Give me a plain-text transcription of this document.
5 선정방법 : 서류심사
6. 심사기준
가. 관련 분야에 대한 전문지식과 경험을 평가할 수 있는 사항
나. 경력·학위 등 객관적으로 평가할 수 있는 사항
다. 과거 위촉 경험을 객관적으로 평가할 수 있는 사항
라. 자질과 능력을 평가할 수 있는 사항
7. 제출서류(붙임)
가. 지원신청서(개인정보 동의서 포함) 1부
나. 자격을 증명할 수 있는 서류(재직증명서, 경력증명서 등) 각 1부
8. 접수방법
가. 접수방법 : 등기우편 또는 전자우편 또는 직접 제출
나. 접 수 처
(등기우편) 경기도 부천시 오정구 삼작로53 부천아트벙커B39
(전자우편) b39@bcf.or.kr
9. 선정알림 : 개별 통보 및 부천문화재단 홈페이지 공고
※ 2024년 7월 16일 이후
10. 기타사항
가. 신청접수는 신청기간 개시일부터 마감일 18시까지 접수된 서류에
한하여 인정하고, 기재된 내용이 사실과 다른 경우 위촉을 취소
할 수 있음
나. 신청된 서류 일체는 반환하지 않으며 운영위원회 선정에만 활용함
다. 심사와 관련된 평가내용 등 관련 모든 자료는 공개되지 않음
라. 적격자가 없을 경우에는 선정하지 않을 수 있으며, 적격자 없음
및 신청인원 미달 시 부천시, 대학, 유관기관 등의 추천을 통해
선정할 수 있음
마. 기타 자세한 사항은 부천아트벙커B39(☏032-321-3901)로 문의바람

== What you need to do ==
In the material above, tally every line with the string "객관적으로" in it, then give that number alone.

== Task answer ==
2